In fact, when I was 14, a girlfriend's mother died suddenly of a heart attack. I had no idea what to say to my friend, so basically I ignored her and then shamefully lost contact. When I left the obligatory military service in Israel, as an officer, I was asked if I would agree to become a 'notification officer.' This is someone who goes to the homes of fallen soldiers - to tell the parents... Did I agree? Hell, no.
However, just as Oedipus could not evade his fate, nor could I, and on a sunny day in June 1996, I found out that my son had an advanced case of Childhood Rhabdomyosarcoma of the lung. For those lucky ones who have no idea what that means - I'll tell you - it's an advanced type of cancer - extremely hard to stop, and very nasty indeed. My little boy was 2 years old at the time.
No one was to blame - not the environment, genes, not even my college days of frantic vodka drinking. Nope, it was just extremely bad luck. Yarden managed to get through 2 years and 3 months of life until the cancer took him from us. The last six months were when we knew - rationally - that he wouldn't survive, but we continued to hope and dream. The last two weeks we knew we had no choice but to accept the inevitable.

▶ SOURCE MATERIAL:
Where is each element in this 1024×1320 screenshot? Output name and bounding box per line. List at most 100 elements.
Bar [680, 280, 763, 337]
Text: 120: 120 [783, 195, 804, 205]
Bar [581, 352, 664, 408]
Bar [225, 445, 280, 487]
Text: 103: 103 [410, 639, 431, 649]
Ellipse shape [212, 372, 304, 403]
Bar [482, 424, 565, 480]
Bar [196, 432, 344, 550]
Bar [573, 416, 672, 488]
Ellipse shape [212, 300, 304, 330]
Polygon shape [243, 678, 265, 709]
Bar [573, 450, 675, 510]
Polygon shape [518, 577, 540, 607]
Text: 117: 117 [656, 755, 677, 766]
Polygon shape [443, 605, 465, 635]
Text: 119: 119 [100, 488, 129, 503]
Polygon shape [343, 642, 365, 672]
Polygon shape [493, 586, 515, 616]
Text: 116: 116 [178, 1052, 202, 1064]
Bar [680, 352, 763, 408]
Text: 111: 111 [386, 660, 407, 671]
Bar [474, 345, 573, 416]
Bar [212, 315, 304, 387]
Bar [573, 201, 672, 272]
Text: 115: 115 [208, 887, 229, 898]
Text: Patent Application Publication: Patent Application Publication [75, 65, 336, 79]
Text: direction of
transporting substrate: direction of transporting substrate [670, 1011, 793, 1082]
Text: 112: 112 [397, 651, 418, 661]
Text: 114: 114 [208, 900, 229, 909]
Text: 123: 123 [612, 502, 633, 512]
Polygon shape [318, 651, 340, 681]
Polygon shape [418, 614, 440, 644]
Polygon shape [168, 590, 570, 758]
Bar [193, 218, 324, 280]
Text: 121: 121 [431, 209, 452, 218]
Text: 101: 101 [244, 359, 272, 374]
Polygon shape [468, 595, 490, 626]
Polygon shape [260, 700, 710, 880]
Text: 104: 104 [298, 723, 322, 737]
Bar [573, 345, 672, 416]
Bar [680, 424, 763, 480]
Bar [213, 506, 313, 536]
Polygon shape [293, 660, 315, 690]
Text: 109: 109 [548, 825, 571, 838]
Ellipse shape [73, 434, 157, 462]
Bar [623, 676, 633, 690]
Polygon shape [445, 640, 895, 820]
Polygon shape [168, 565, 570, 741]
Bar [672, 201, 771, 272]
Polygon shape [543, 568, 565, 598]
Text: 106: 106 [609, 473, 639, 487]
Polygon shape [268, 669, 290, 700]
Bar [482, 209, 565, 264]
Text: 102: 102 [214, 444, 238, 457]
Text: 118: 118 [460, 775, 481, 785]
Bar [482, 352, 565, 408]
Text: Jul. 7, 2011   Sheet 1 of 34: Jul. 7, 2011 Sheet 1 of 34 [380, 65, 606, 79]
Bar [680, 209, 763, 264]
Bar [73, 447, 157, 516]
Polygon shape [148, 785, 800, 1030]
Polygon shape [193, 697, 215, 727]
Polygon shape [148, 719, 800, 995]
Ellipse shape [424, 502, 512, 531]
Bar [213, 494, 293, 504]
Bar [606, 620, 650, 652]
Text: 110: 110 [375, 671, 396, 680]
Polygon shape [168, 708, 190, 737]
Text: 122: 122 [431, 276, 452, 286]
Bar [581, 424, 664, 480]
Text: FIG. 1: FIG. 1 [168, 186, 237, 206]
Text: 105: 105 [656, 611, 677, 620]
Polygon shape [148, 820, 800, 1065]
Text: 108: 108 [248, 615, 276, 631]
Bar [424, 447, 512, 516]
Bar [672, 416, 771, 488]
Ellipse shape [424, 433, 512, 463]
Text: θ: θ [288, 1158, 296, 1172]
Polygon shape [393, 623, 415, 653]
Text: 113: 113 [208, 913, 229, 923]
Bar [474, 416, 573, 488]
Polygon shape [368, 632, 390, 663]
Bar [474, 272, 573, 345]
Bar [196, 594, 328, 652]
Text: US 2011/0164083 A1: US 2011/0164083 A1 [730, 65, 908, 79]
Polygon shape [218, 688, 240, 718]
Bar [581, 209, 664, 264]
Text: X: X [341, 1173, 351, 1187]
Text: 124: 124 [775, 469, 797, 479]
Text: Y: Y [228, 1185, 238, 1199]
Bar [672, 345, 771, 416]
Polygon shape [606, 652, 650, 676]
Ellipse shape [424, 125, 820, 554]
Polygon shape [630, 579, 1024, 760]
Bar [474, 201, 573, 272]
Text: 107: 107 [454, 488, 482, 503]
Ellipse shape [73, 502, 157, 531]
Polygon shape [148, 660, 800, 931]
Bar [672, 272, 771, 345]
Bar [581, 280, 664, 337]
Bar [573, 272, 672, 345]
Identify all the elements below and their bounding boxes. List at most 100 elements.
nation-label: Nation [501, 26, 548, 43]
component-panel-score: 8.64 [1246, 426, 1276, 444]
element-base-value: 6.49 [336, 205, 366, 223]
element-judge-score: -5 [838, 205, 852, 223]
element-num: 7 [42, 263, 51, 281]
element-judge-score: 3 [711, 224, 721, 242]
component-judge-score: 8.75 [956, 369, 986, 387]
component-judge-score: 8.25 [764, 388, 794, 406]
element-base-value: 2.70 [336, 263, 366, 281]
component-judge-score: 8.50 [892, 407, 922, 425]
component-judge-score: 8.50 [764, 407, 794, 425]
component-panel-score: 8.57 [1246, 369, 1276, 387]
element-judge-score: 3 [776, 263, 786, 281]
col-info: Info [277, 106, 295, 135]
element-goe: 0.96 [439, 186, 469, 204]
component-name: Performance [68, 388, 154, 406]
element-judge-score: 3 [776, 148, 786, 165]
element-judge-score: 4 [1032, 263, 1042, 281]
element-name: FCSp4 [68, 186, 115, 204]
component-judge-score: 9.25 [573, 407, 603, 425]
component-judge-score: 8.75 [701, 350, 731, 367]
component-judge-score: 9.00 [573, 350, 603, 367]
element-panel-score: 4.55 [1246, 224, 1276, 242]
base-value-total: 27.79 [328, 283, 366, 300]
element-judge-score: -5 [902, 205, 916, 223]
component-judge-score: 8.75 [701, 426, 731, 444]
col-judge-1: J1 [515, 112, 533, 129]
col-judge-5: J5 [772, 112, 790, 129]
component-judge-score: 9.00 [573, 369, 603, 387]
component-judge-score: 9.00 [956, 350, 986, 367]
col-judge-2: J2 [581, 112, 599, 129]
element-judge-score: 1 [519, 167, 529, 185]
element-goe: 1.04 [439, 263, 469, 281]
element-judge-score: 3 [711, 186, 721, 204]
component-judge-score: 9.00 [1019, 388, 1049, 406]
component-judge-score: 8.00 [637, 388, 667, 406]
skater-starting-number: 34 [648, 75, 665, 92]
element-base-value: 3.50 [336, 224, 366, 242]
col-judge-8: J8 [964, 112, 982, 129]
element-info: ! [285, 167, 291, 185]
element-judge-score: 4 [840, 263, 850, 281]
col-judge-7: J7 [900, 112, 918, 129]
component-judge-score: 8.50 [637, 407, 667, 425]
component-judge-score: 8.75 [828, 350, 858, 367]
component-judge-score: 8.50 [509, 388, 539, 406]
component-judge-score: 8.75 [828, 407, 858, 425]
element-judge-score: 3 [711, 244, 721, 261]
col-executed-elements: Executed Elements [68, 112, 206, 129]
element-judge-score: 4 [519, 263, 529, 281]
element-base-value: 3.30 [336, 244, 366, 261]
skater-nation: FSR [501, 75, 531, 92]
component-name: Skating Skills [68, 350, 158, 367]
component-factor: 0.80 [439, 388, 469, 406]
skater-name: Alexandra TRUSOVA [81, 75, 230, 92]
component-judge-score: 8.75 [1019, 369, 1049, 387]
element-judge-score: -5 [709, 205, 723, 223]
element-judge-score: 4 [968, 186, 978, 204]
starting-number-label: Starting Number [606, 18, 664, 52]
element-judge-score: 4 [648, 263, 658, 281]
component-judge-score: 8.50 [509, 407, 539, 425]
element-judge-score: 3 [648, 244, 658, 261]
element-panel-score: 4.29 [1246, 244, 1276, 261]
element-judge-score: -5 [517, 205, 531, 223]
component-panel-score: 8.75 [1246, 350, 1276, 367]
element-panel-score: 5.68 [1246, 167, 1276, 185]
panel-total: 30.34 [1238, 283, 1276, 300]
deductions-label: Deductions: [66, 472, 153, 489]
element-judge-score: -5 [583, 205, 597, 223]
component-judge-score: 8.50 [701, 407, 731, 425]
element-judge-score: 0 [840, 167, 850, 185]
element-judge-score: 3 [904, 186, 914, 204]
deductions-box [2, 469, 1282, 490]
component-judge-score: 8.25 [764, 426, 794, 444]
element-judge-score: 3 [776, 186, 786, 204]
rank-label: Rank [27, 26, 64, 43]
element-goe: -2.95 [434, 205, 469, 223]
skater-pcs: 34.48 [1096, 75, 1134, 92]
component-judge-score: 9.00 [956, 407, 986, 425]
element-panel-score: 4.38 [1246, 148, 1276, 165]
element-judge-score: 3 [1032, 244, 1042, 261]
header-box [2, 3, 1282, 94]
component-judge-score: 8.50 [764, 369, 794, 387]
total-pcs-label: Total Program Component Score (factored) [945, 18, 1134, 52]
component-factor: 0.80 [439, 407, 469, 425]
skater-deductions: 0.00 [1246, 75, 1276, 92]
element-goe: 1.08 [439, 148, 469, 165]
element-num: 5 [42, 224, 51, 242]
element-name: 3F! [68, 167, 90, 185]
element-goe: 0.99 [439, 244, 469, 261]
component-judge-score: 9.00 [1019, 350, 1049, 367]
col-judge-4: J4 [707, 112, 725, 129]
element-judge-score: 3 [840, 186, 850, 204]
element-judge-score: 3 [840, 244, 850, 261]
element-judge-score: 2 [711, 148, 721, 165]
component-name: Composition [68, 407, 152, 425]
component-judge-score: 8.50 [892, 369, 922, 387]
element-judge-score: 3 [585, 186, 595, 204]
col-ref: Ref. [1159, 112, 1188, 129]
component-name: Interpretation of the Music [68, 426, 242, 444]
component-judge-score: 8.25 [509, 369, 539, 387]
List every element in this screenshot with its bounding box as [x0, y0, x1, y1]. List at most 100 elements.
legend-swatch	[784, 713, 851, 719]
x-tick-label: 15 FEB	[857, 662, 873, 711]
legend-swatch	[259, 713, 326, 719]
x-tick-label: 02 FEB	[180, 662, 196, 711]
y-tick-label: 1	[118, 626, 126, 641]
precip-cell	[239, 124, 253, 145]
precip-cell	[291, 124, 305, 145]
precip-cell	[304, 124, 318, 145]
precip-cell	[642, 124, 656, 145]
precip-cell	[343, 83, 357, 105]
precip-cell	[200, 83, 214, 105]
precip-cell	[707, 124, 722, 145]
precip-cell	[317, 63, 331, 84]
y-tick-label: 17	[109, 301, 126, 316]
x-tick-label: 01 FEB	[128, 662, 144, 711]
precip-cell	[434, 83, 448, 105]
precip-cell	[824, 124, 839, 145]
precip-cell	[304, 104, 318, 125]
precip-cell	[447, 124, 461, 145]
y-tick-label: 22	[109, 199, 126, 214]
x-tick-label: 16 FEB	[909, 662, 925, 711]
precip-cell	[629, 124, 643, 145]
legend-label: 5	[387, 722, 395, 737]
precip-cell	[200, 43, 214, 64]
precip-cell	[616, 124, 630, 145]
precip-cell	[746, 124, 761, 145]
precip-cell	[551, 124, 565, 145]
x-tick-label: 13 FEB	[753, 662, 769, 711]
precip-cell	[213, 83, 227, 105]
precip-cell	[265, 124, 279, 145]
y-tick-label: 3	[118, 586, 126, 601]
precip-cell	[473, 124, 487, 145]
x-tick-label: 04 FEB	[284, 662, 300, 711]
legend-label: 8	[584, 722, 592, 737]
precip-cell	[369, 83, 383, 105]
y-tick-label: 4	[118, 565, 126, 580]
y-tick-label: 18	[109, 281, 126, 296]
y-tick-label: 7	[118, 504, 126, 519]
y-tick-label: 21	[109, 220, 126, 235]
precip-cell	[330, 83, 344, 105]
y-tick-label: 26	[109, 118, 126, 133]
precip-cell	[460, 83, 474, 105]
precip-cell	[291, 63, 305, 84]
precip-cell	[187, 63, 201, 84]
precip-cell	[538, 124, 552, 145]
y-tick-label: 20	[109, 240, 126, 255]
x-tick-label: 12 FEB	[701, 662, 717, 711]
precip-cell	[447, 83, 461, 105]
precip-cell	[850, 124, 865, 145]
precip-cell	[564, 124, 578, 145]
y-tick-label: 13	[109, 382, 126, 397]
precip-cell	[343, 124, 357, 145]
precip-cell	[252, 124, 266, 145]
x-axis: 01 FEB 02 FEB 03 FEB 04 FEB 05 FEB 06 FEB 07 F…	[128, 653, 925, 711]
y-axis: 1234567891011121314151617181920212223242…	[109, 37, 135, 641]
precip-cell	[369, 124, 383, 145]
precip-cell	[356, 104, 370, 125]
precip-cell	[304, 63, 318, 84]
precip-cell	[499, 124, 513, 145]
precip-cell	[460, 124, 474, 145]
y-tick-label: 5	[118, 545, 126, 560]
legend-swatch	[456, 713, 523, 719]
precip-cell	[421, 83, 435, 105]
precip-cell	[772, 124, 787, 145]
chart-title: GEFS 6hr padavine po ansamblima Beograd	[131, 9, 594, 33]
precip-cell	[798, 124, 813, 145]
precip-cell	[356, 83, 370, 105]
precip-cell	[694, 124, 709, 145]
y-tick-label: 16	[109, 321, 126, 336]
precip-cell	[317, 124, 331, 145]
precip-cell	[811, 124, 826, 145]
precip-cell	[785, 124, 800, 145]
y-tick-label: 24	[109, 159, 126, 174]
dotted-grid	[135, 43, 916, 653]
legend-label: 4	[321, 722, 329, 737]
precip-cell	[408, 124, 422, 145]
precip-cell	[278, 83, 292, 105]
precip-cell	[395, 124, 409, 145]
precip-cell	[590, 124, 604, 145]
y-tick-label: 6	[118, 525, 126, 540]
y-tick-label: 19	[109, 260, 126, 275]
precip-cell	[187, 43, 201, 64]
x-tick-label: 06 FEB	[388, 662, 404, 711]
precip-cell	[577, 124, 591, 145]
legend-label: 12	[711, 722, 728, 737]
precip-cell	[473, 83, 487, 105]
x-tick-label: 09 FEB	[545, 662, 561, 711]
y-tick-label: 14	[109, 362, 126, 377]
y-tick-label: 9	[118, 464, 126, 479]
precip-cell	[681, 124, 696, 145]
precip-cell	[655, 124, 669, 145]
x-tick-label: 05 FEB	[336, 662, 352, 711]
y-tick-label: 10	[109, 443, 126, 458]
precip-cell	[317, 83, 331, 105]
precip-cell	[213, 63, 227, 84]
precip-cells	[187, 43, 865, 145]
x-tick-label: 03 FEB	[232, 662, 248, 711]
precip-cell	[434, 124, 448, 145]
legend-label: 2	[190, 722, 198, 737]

▶ EXERCISES TO COMPLETE:
1) List every possible cause that the account of the son's cancer rules out as being to blame.
2) Pick up the account of the son's cancer where it stops and keep writing.

▶ ACTIVITY ANSWERS:
1)
- the environment
- genes
- college days of frantic vodka drinking

2)
The grief process began the day of his diagnosis and so - with 19 years of experience under my belt: Here goes my top 10 list of Surviving Grief:
1. Let go of guilt.
2. Join a support group.
3. Weep loudly when and if possible.
4. Have a proper goodbye.
5. Hold onto the good memories.
6. Keep a few memorabilia.
7. Talk to people about how you feel.
8. Let yourself go through the process without judgment or time limitations.
9. Find meaningful ways to remember the person you have lost, especially on important anniversaries.
10. Dance, sing, paint, and live joyously. Because you can!